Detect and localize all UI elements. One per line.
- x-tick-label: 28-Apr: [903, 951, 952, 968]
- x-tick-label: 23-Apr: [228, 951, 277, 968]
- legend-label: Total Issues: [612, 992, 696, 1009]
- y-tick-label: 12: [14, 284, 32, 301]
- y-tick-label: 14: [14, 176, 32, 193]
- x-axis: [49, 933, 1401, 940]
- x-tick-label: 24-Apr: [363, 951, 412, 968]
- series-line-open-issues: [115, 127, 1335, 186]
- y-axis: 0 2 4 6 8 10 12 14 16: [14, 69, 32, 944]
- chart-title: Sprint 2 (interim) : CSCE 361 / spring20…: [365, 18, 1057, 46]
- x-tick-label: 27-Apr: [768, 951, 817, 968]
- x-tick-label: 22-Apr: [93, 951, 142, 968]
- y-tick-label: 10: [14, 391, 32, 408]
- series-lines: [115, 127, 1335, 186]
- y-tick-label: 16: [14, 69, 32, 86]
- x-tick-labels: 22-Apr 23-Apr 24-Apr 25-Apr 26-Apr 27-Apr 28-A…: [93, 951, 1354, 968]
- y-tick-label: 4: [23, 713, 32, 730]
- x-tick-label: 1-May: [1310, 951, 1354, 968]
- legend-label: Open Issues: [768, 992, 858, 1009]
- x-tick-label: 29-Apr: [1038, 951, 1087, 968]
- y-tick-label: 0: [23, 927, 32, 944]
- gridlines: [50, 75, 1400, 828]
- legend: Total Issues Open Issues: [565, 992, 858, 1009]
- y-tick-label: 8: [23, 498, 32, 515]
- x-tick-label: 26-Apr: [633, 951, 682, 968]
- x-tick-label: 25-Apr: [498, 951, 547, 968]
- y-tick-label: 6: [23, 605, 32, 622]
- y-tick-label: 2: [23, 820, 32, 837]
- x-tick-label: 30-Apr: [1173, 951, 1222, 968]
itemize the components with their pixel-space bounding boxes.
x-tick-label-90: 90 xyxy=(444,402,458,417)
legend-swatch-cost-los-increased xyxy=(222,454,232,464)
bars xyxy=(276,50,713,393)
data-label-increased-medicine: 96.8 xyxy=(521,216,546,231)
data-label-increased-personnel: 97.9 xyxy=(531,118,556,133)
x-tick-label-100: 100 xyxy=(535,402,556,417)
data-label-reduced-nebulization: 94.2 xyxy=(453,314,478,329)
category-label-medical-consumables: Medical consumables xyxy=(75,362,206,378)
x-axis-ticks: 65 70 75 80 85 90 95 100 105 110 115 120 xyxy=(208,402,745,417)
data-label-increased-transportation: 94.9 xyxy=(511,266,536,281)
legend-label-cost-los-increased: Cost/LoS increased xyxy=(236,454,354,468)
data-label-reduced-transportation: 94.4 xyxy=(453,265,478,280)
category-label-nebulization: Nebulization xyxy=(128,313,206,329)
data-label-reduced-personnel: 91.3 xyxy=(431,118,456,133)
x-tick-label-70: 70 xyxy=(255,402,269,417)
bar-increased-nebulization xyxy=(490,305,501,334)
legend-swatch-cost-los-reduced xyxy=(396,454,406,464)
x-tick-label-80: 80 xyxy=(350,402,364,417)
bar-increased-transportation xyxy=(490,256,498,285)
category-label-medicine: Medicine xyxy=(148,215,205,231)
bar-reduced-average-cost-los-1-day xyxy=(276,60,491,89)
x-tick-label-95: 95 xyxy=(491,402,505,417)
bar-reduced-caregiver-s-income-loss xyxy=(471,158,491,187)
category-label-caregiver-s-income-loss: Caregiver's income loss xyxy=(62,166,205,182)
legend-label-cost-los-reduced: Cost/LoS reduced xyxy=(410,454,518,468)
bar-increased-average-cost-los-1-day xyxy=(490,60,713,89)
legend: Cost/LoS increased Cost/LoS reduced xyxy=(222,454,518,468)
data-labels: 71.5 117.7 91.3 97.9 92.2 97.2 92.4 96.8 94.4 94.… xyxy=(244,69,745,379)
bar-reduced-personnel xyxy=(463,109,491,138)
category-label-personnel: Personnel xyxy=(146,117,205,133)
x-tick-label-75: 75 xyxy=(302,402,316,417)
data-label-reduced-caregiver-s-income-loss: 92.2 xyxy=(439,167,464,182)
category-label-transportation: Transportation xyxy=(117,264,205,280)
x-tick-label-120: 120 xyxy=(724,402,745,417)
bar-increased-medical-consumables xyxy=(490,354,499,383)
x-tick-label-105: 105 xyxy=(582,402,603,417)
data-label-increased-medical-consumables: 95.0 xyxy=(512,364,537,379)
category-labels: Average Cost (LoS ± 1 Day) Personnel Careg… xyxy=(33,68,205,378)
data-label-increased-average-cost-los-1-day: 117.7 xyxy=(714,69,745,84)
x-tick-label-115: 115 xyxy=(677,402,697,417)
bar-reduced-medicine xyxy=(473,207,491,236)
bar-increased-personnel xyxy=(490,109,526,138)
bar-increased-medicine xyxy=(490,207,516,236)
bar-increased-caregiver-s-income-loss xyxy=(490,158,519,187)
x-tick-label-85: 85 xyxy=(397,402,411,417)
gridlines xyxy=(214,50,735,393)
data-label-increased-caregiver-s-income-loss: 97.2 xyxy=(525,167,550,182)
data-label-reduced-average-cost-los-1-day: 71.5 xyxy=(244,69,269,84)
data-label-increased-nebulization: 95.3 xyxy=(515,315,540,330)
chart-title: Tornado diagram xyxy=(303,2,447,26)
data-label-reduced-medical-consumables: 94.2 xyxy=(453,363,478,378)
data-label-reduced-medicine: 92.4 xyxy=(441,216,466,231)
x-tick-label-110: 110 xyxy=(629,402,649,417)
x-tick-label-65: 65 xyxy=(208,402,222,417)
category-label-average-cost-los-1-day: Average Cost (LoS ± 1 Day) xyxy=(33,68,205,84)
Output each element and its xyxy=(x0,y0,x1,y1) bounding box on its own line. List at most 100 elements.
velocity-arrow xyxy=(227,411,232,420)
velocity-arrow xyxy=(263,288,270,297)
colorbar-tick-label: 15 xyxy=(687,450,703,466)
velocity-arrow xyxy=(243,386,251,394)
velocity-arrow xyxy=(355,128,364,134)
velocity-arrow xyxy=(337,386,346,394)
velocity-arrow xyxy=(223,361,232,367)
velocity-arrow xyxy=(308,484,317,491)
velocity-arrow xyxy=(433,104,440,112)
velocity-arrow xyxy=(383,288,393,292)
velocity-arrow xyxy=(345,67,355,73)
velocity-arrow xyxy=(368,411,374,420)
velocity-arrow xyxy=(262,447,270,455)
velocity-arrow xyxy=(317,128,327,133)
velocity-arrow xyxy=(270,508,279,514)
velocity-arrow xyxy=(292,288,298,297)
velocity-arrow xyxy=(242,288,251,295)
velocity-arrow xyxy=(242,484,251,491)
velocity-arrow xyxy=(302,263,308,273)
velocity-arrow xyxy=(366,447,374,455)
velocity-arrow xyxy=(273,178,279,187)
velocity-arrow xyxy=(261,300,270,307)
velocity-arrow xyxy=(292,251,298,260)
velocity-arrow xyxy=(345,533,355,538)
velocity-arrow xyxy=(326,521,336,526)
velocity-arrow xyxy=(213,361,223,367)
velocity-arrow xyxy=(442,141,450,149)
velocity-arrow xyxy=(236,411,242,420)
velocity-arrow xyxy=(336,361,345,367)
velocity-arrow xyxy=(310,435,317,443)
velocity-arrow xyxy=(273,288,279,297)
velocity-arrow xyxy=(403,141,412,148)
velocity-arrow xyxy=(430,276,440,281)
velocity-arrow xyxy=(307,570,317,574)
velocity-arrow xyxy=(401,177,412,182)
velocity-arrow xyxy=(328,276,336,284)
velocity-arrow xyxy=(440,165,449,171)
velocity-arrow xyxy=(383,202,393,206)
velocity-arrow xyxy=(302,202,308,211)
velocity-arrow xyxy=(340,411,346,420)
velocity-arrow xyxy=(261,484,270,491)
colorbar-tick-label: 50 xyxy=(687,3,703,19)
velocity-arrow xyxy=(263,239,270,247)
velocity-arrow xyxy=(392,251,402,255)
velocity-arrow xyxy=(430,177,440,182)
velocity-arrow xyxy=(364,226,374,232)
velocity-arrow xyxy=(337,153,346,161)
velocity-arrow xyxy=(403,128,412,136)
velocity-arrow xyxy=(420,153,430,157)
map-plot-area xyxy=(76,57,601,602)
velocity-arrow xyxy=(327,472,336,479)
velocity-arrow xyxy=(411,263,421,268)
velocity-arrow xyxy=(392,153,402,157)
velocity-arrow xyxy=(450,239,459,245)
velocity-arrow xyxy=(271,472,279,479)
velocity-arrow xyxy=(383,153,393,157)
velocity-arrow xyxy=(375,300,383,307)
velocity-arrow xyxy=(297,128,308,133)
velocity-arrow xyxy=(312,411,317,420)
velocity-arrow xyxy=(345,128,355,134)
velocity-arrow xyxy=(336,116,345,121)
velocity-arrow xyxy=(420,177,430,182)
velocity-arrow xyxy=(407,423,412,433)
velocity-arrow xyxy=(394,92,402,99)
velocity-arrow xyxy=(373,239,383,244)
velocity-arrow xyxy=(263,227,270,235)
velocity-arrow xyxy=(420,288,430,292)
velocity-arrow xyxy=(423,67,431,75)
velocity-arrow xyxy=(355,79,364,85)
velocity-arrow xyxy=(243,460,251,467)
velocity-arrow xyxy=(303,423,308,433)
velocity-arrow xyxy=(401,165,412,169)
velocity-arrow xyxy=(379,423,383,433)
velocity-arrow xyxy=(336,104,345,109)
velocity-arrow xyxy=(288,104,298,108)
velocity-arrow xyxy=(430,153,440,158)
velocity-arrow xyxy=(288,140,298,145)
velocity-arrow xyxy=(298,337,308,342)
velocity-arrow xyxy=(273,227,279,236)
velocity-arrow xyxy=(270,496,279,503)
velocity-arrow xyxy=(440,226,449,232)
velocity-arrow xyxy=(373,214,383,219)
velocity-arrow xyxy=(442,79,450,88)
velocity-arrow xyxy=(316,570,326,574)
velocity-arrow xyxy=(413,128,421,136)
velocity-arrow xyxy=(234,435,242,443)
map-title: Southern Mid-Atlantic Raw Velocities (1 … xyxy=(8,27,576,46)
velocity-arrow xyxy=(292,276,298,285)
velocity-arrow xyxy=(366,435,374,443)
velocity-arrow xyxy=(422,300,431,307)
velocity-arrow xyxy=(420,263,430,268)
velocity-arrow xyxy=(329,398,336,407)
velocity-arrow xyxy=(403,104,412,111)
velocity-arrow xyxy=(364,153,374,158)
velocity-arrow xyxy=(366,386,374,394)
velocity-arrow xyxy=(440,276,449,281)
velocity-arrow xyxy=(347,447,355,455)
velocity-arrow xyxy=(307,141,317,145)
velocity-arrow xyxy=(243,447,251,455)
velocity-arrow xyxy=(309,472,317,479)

• • • • • • •

■ **TO DO**: Copy the records above verbatim, beginning with the first line and ending after the line that contains "x-tick-label-100: 100 xyxy=(535,402,556,417)".

■ **ANSWER BELOW**:
Detect and localize all UI elements. One per line.
- x-tick-label: 28-Apr: [903, 951, 952, 968]
- x-tick-label: 23-Apr: [228, 951, 277, 968]
- legend-label: Total Issues: [612, 992, 696, 1009]
- y-tick-label: 12: [14, 284, 32, 301]
- y-tick-label: 14: [14, 176, 32, 193]
- x-axis: [49, 933, 1401, 940]
- x-tick-label: 24-Apr: [363, 951, 412, 968]
- series-line-open-issues: [115, 127, 1335, 186]
- y-axis: 0 2 4 6 8 10 12 14 16: [14, 69, 32, 944]
- chart-title: Sprint 2 (interim) : CSCE 361 / spring20…: [365, 18, 1057, 46]
- x-tick-label: 27-Apr: [768, 951, 817, 968]
- x-tick-label: 22-Apr: [93, 951, 142, 968]
- y-tick-label: 10: [14, 391, 32, 408]
- series-lines: [115, 127, 1335, 186]
- y-tick-label: 16: [14, 69, 32, 86]
- x-tick-labels: 22-Apr 23-Apr 24-Apr 25-Apr 26-Apr 27-Apr 28-A…: [93, 951, 1354, 968]
- y-tick-label: 4: [23, 713, 32, 730]
- x-tick-label: 1-May: [1310, 951, 1354, 968]
- legend-label: Open Issues: [768, 992, 858, 1009]
- x-tick-label: 29-Apr: [1038, 951, 1087, 968]
- y-tick-label: 0: [23, 927, 32, 944]
- gridlines: [50, 75, 1400, 828]
- legend: Total Issues Open Issues: [565, 992, 858, 1009]
- y-tick-label: 8: [23, 498, 32, 515]
- x-tick-label: 26-Apr: [633, 951, 682, 968]
- x-tick-label: 25-Apr: [498, 951, 547, 968]
- y-tick-label: 6: [23, 605, 32, 622]
- y-tick-label: 2: [23, 820, 32, 837]
- x-tick-label: 30-Apr: [1173, 951, 1222, 968]
itemize the components with their pixel-space bounding boxes.
x-tick-label-90: 90 xyxy=(444,402,458,417)
legend-swatch-cost-los-increased xyxy=(222,454,232,464)
bars xyxy=(276,50,713,393)
data-label-increased-medicine: 96.8 xyxy=(521,216,546,231)
data-label-increased-personnel: 97.9 xyxy=(531,118,556,133)
x-tick-label-100: 100 xyxy=(535,402,556,417)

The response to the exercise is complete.